-- BEGIN Text block --

An extrasolar planet (or exoplanet) is a planet which orbits a star other than the Sun, and therefore belongs to a planetary system other than our solar system.

Although extrasolar planets were long posited, no planets orbiting main sequence stars were discovered until the 1990s. The discovery of extrasolar planets raises the question of whether they support extraterrestrial life.

Contents

History of detection

Discoveries regarding extrasolar planets were first published in 1989 [1] [2], when variations in the radial velocities of HD 114762 and Alrai (γ Cephei) were explained as being caused by sub-brown dwarf masses, possibly giant planets (11 MJ & 2-3 MJ respectively). Alrai had been the subject of a paper [3] the year before, but the question of a planetary companion as the cause was left open. Subsequent work in 1992 however concluded that no planet was likely present [4]. The case for HD 114762 has yet to be disproven.

The Polish astronomer Aleksander Wolszczan also claimed to have found the first extrasolar planets in 1993, later confirmed, orbiting the pulsar PSR 1257+12. They are believed to be formed from the unusual remnants of the supernova that produced the pulsar, in a second round of planet formation; or the rocky cores that remain of gas giants that survived the supernova, and spiralled in to their current orbits.

Extrasolar planets around solar-type stars began to be discovered in large numbers during the late 1990s as a result of improved telescope technology, such as CCD and computer-based image processing. Such advances allowed for more accurate measurements of stellar motion , allowing astronomers to detect planets, not visually (the luminosity of a planet being too low for such detection), but by measuring gravitational influences upon stars (see astrometrics and radial velocity). In addition, extrasolar planets can be detected by measuring the variation in a star's apparent luminosity as a planet passes in front of it (see eclipse).

The first definitive extrasolar planet around a main sequence star was announced on October 6, 1995 by Michel Mayor and Didier Queloz; the primary star was 51 Pegasi. Since then dozens of planets have been detected, and original claims from the late 1980s confirmed, many by a team led by Geoffrey Marcy at the University of California's Lick and Keck Observatories. The first system to have more than one planet detected was υ Andromedae. The majority of the detected planets have highly elliptical orbits. All of the planets so far discovered are high-mass and most are larger than Jupiter.

-- END Text block --
-- BEGIN Records --

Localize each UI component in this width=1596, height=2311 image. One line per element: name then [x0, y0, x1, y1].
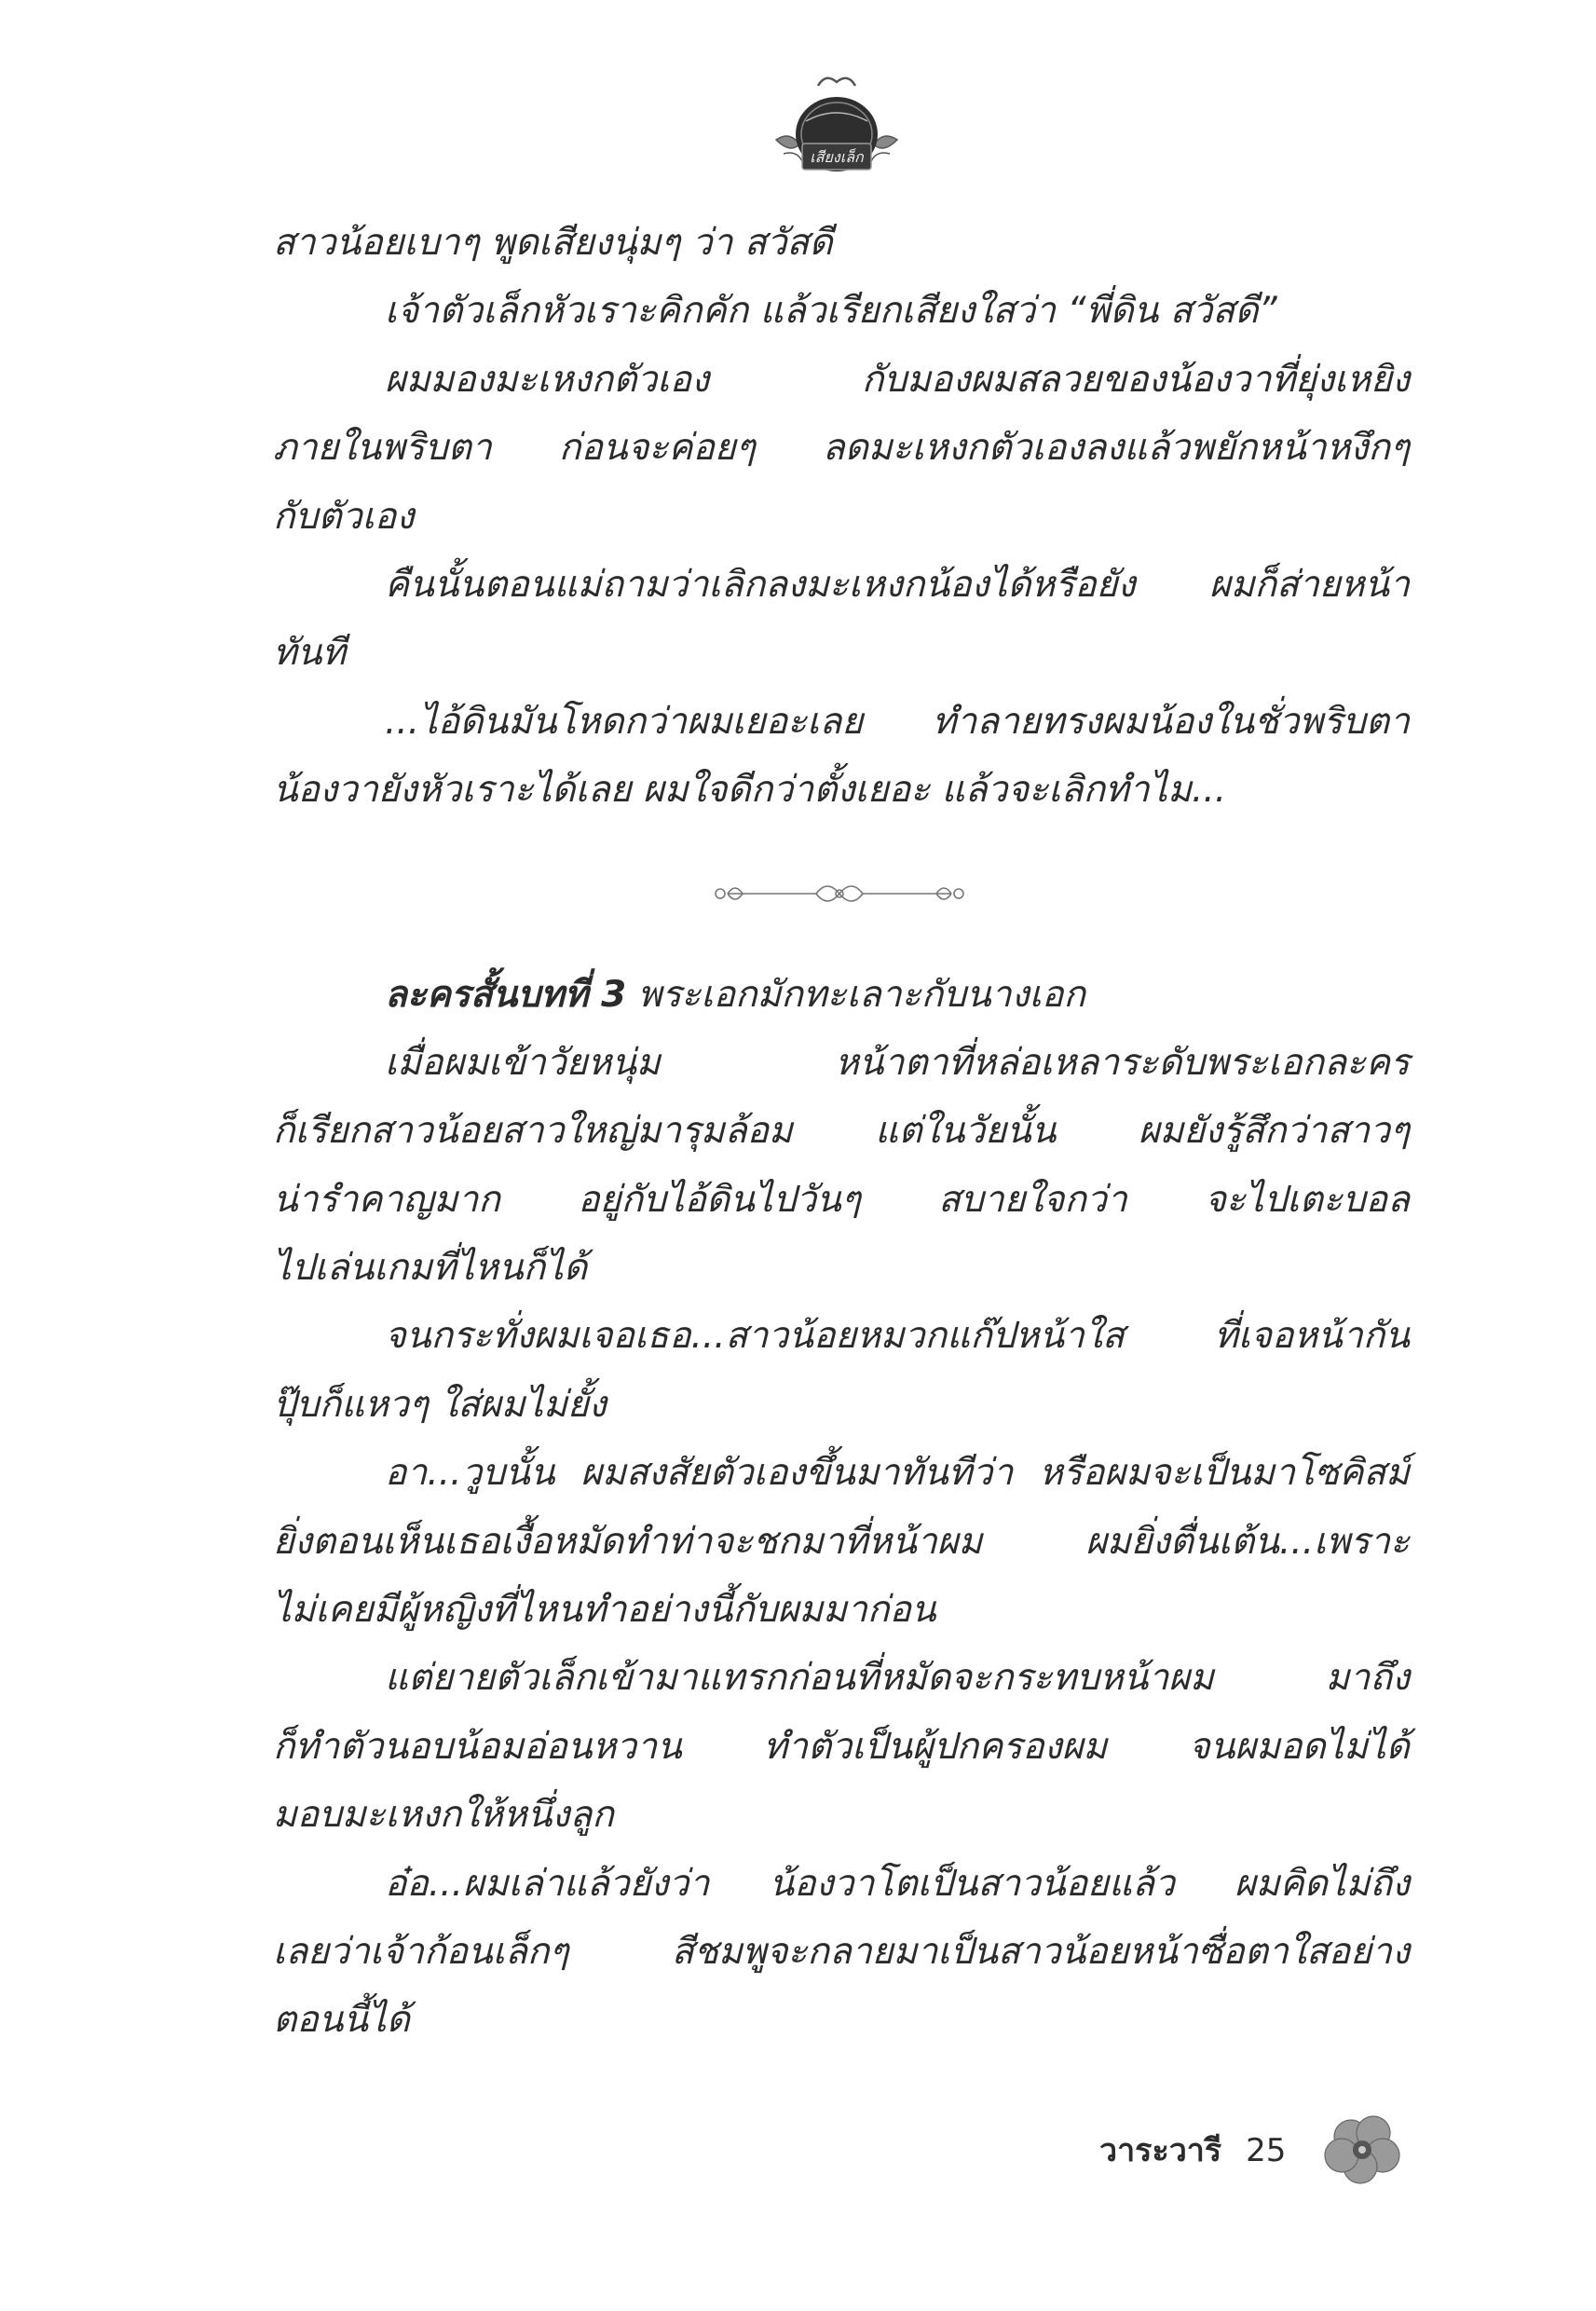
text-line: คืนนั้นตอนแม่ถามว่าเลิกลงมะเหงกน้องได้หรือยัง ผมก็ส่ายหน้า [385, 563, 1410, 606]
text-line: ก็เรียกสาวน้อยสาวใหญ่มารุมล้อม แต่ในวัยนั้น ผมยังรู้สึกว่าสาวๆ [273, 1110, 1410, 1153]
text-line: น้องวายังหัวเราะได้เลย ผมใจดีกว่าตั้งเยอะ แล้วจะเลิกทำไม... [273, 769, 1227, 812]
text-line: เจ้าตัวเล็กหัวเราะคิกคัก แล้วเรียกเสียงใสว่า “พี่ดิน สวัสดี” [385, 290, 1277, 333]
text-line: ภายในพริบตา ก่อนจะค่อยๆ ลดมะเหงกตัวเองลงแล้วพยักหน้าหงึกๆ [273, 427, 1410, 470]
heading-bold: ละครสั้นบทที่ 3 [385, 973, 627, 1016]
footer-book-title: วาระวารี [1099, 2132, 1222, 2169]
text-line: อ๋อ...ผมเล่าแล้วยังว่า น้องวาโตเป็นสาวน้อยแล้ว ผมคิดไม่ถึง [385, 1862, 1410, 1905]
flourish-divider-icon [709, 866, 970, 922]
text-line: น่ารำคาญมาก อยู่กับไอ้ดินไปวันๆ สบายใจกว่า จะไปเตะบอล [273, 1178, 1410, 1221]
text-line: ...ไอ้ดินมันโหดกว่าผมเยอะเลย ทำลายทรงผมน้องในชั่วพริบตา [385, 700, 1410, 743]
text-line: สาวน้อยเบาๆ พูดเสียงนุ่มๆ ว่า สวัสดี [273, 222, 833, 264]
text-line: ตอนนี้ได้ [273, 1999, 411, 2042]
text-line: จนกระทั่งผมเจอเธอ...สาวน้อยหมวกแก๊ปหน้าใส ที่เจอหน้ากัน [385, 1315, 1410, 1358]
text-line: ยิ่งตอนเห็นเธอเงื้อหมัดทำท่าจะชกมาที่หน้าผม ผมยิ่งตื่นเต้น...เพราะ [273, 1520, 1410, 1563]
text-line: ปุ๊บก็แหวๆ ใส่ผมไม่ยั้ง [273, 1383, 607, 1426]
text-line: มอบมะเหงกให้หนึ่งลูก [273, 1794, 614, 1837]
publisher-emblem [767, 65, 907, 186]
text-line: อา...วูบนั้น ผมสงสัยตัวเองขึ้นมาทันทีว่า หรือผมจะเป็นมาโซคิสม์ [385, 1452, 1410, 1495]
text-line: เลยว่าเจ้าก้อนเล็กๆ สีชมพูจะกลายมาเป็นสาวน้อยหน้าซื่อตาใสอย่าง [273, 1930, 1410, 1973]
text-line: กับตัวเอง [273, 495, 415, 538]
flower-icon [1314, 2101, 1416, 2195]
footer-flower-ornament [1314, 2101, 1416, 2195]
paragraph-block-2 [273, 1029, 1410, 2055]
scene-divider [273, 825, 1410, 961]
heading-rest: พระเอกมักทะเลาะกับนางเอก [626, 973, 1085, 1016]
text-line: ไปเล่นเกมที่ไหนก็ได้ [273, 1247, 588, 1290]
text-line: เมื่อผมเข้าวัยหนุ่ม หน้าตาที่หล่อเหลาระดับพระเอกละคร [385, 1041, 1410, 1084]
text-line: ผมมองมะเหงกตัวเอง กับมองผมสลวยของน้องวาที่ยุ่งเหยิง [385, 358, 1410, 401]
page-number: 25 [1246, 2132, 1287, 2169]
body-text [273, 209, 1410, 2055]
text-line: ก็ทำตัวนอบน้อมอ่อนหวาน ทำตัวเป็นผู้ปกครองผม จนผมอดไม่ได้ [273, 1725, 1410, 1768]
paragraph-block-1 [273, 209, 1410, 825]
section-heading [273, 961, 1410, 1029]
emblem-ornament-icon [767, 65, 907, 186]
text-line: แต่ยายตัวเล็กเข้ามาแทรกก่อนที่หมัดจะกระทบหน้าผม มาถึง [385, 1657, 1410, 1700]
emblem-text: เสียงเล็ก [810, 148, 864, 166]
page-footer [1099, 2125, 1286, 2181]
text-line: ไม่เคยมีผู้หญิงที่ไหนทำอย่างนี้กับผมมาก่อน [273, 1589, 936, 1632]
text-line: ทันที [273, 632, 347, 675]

-- END Records --
-- BEGIN Records --

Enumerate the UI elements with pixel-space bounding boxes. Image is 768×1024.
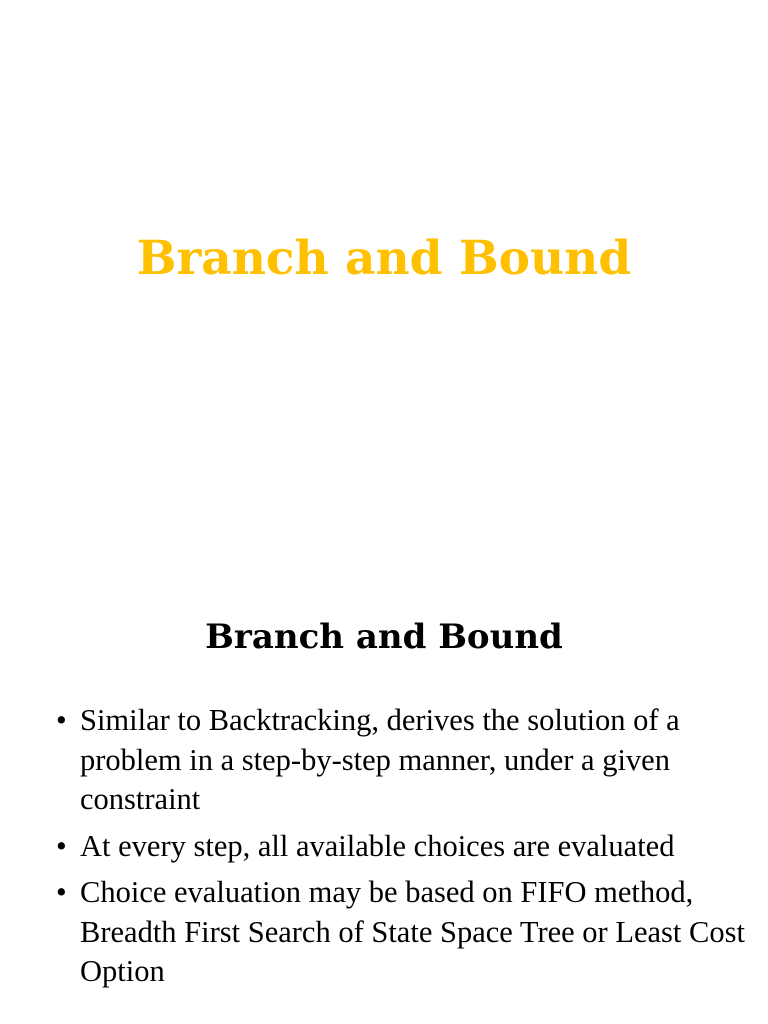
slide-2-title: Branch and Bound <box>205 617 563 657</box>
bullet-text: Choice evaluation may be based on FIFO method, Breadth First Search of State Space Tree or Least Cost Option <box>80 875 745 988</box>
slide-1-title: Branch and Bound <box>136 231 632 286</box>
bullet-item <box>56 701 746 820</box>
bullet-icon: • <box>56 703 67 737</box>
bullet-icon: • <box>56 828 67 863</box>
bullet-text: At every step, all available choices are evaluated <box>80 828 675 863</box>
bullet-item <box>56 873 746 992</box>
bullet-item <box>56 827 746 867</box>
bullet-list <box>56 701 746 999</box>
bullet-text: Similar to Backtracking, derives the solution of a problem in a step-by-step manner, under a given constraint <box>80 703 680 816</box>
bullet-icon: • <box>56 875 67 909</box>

-- END Records --

• Task directions:
Please print the extrasolar planet passage, beginning at the words "An extrasolar planet" and stopping after "our solar system.". These entries have no connection to the extrasolar planet passage.

• Exercise output:
An extrasolar planet (or exoplanet) is a planet which orbits a star other than the Sun, and therefore belongs to a planetary system other than our solar system.